● **What is asked**: Exact reproduction of the data is required, with images excluded.

BEGIN Source data

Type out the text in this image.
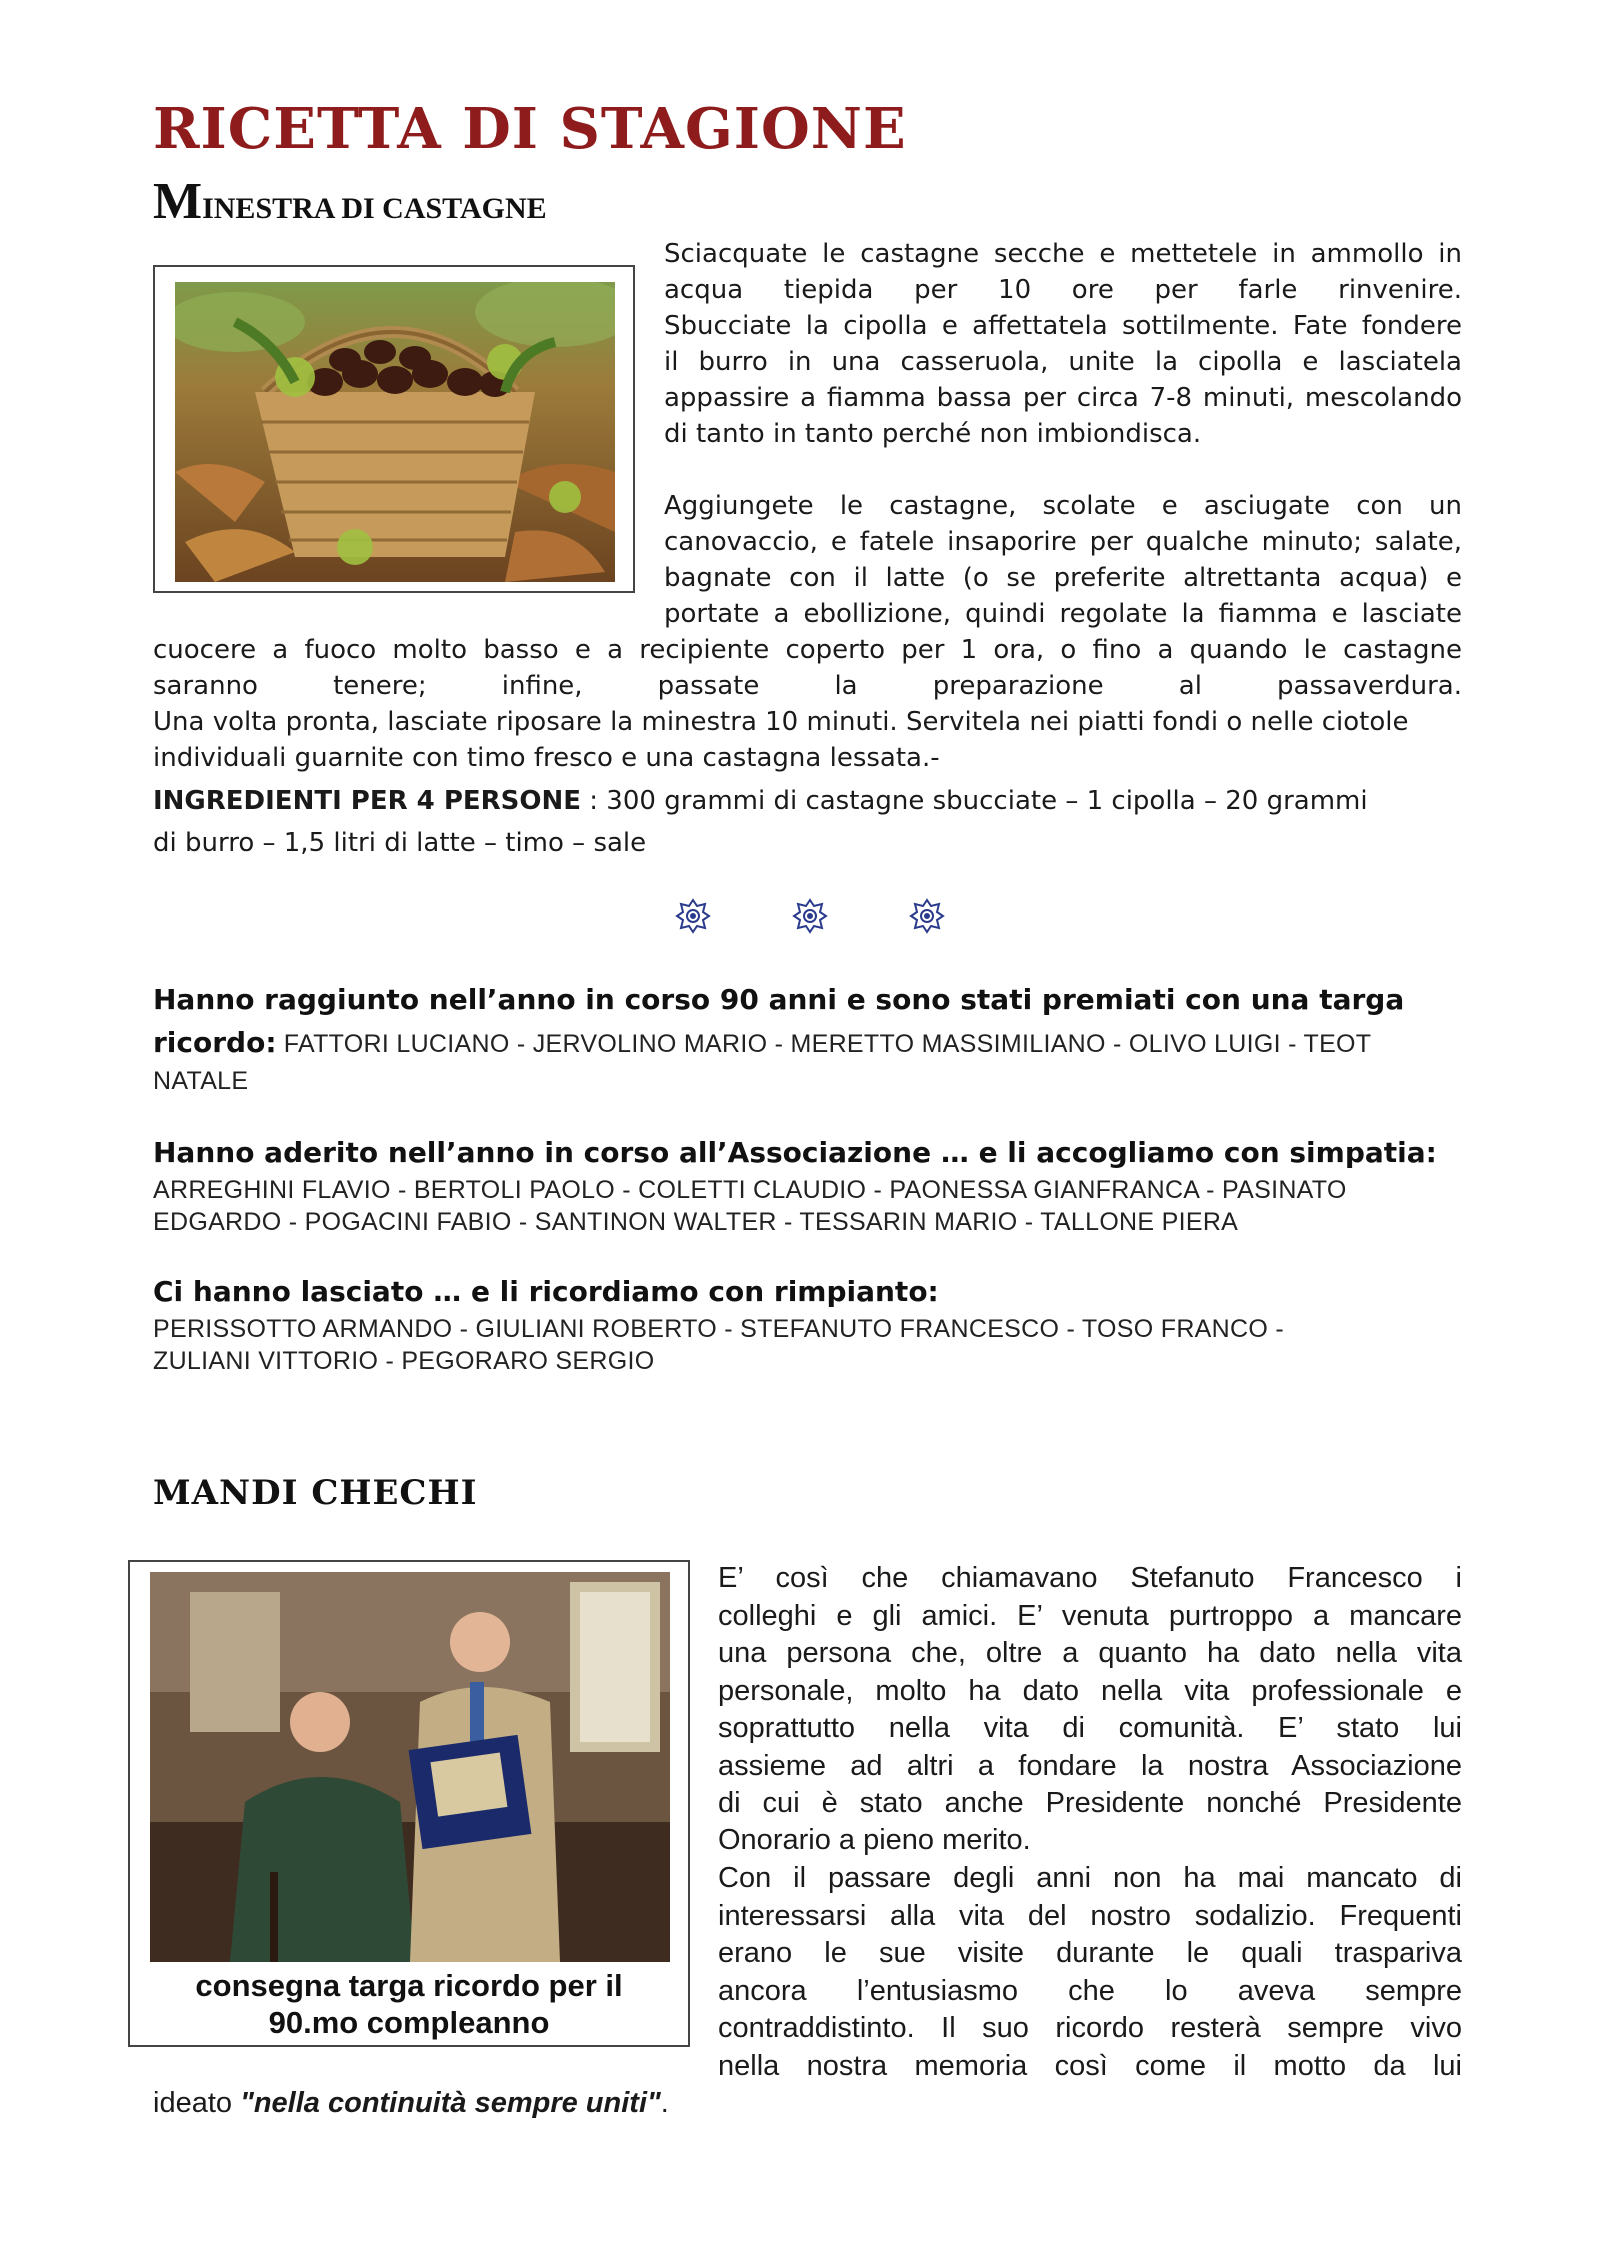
RICETTA DI STAGIONE
MINESTRA DI CASTAGNE
Sciacquate le castagne secche e mettetele in ammollo in
acqua tiepida per 10 ore per farle rinvenire.
Sbucciate la cipolla e affettatela sottilmente. Fate fondere
il burro in una casseruola, unite la cipolla e lasciatela
appassire a fiamma bassa per circa 7-8 minuti, mescolando
di tanto in tanto perché non imbiondisca.
Aggiungete le castagne, scolate e asciugate con un
canovaccio, e fatele insaporire per qualche minuto; salate,
bagnate con il latte (o se preferite altrettanta acqua) e
portate a ebollizione, quindi regolate la fiamma e lasciate
cuocere a fuoco molto basso e a recipiente coperto per 1 ora, o fino a quando le castagne
saranno tenere; infine, passate la preparazione al passaverdura.
Una volta pronta, lasciate riposare la minestra 10 minuti. Servitela nei piatti fondi o nelle ciotole
individuali guarnite con timo fresco e una castagna lessata.-
INGREDIENTI PER 4 PERSONE : 300 grammi di castagne sbucciate – 1 cipolla – 20 grammi
di burro – 1,5 litri di latte – timo – sale
Hanno raggiunto nell’anno in corso 90 anni e sono stati premiati con una targa
ricordo: FATTORI LUCIANO - JERVOLINO MARIO - MERETTO MASSIMILIANO - OLIVO LUIGI - TEOT
NATALE
Hanno aderito nell’anno in corso all’Associazione … e li accogliamo con simpatia:
ARREGHINI FLAVIO - BERTOLI PAOLO - COLETTI CLAUDIO - PAONESSA GIANFRANCA - PASINATO
EDGARDO - POGACINI FABIO - SANTINON WALTER - TESSARIN MARIO - TALLONE PIERA
Ci hanno lasciato … e li ricordiamo con rimpianto:
PERISSOTTO ARMANDO - GIULIANI ROBERTO - STEFANUTO FRANCESCO - TOSO FRANCO -
ZULIANI VITTORIO - PEGORARO SERGIO
MANDI CHECHI
consegna targa ricordo per il
90.mo compleanno
E’ così che chiamavano Stefanuto Francesco i
colleghi e gli amici. E’ venuta purtroppo a mancare
una persona che, oltre a quanto ha dato nella vita
personale, molto ha dato nella vita professionale e
soprattutto nella vita di comunità. E’ stato lui
assieme ad altri a fondare la nostra Associazione
di cui è stato anche Presidente nonché Presidente
Onorario a pieno merito.
Con il passare degli anni non ha mai mancato di
interessarsi alla vita del nostro sodalizio. Frequenti
erano le sue visite durante le quali traspariva
ancora l’entusiasmo che lo aveva sempre
contraddistinto. Il suo ricordo resterà sempre vivo
nella nostra memoria così come il motto da lui
ideato "nella continuità sempre uniti".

END Source data

● **Task solution**:
Type out the text in this image.
RICETTA DI STAGIONE
MINESTRA DI CASTAGNE
Sciacquate le castagne secche e mettetele in ammollo in
acqua tiepida per 10 ore per farle rinvenire.
Sbucciate la cipolla e affettatela sottilmente. Fate fondere
il burro in una casseruola, unite la cipolla e lasciatela
appassire a fiamma bassa per circa 7-8 minuti, mescolando
di tanto in tanto perché non imbiondisca.
Aggiungete le castagne, scolate e asciugate con un
canovaccio, e fatele insaporire per qualche minuto; salate,
bagnate con il latte (o se preferite altrettanta acqua) e
portate a ebollizione, quindi regolate la fiamma e lasciate
cuocere a fuoco molto basso e a recipiente coperto per 1 ora, o fino a quando le castagne
saranno tenere; infine, passate la preparazione al passaverdura.
Una volta pronta, lasciate riposare la minestra 10 minuti. Servitela nei piatti fondi o nelle ciotole
individuali guarnite con timo fresco e una castagna lessata.-
INGREDIENTI PER 4 PERSONE : 300 grammi di castagne sbucciate – 1 cipolla – 20 grammi
di burro – 1,5 litri di latte – timo – sale
Hanno raggiunto nell’anno in corso 90 anni e sono stati premiati con una targa
ricordo: FATTORI LUCIANO - JERVOLINO MARIO - MERETTO MASSIMILIANO - OLIVO LUIGI - TEOT
NATALE
Hanno aderito nell’anno in corso all’Associazione … e li accogliamo con simpatia:
ARREGHINI FLAVIO - BERTOLI PAOLO - COLETTI CLAUDIO - PAONESSA GIANFRANCA - PASINATO
EDGARDO - POGACINI FABIO - SANTINON WALTER - TESSARIN MARIO - TALLONE PIERA
Ci hanno lasciato … e li ricordiamo con rimpianto:
PERISSOTTO ARMANDO - GIULIANI ROBERTO - STEFANUTO FRANCESCO - TOSO FRANCO -
ZULIANI VITTORIO - PEGORARO SERGIO
MANDI CHECHI
consegna targa ricordo per il
90.mo compleanno
E’ così che chiamavano Stefanuto Francesco i
colleghi e gli amici. E’ venuta purtroppo a mancare
una persona che, oltre a quanto ha dato nella vita
personale, molto ha dato nella vita professionale e
soprattutto nella vita di comunità. E’ stato lui
assieme ad altri a fondare la nostra Associazione
di cui è stato anche Presidente nonché Presidente
Onorario a pieno merito.
Con il passare degli anni non ha mai mancato di
interessarsi alla vita del nostro sodalizio. Frequenti
erano le sue visite durante le quali traspariva
ancora l’entusiasmo che lo aveva sempre
contraddistinto. Il suo ricordo resterà sempre vivo
nella nostra memoria così come il motto da lui
ideato "nella continuità sempre uniti".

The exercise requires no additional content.